## WHAT TO PRODUCE
Identify each line in the records below that contains the word "помощи", and copy it.

Collected data

____

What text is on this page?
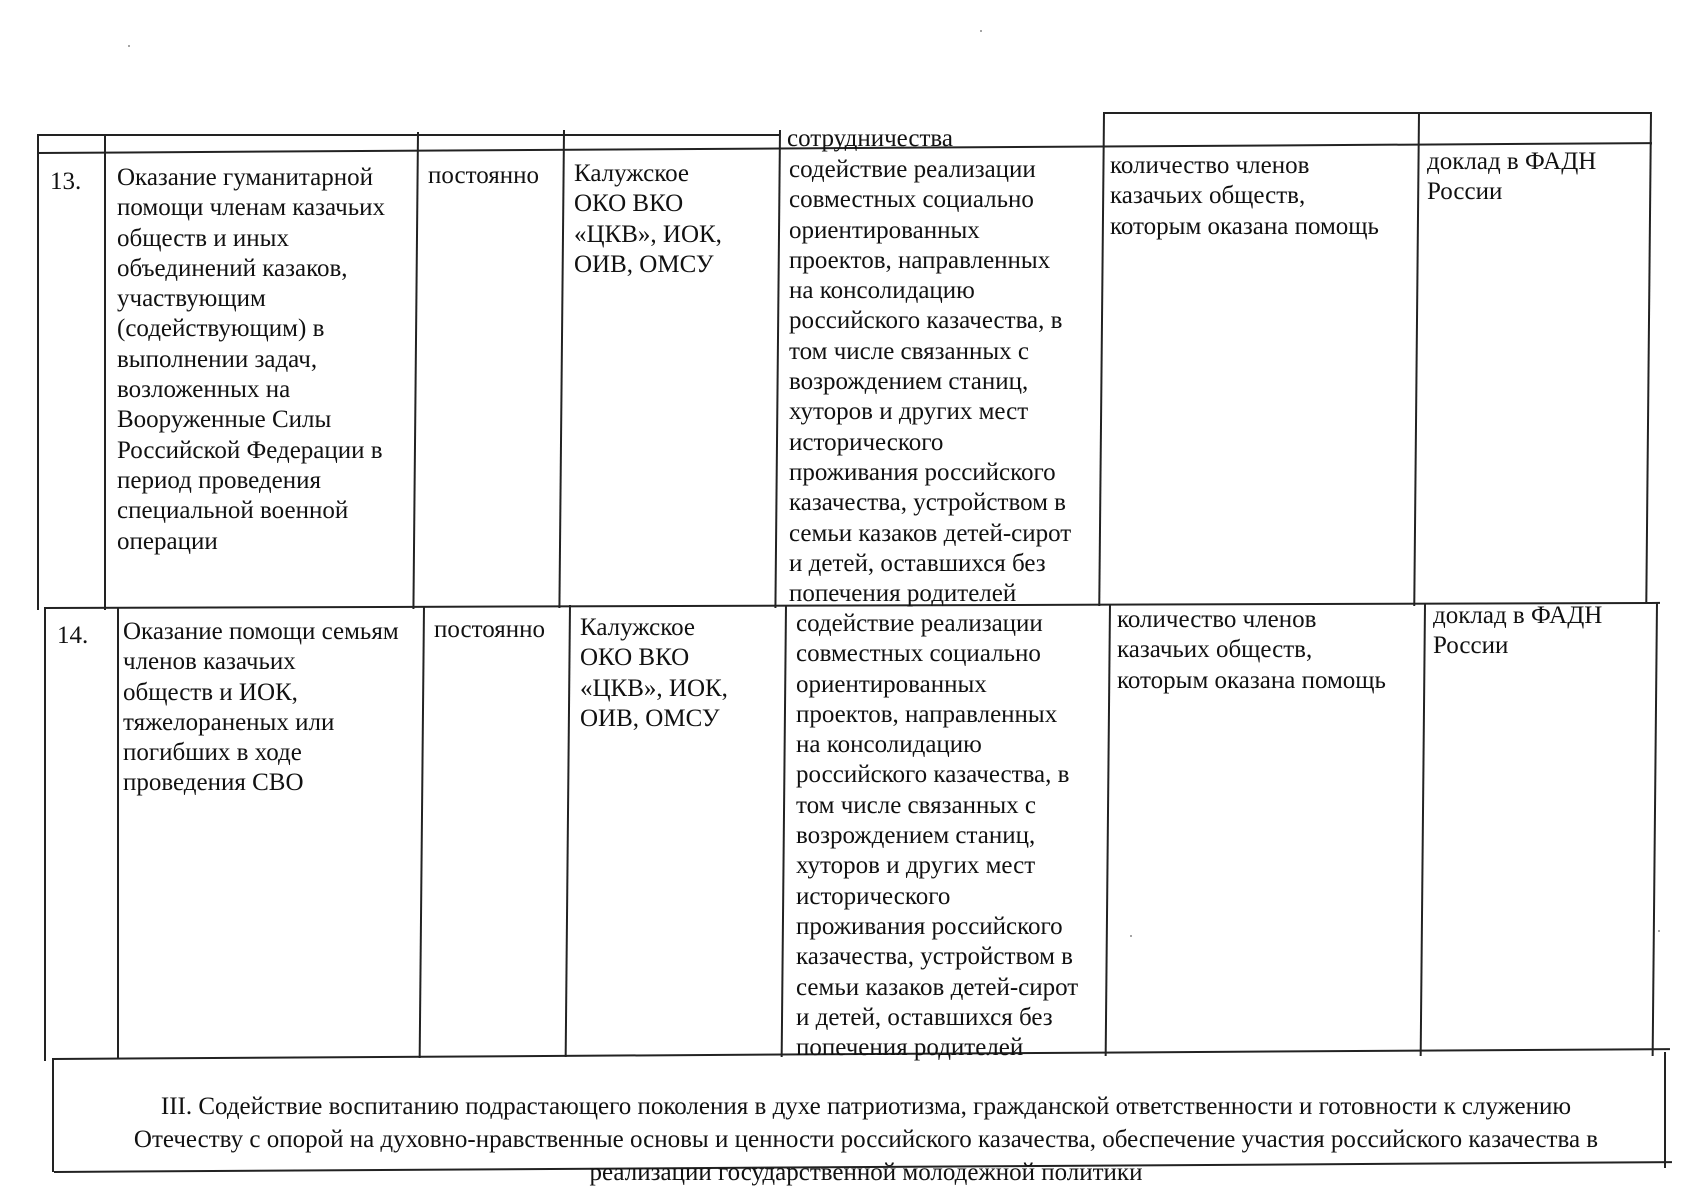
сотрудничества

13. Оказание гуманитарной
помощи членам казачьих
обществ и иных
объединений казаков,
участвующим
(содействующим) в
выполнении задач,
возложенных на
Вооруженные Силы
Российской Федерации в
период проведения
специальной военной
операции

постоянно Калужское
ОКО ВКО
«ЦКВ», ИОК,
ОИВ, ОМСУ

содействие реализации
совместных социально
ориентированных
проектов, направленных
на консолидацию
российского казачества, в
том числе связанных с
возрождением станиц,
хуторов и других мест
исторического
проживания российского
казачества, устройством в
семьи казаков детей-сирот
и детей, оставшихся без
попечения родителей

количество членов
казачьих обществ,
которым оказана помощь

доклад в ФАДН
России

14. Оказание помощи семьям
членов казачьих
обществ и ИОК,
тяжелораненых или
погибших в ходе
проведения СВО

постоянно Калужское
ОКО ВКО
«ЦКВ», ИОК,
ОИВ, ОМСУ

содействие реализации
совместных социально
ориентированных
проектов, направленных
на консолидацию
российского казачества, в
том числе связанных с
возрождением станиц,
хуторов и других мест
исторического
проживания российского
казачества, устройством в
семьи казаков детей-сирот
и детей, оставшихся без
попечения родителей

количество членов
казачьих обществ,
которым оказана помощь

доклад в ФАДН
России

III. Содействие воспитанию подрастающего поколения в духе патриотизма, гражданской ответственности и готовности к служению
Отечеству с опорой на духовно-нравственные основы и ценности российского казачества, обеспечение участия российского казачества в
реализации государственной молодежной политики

____

## ANSWER FOR THIS EXERCISE
помощи членам казачьих
14. Оказание помощи семьям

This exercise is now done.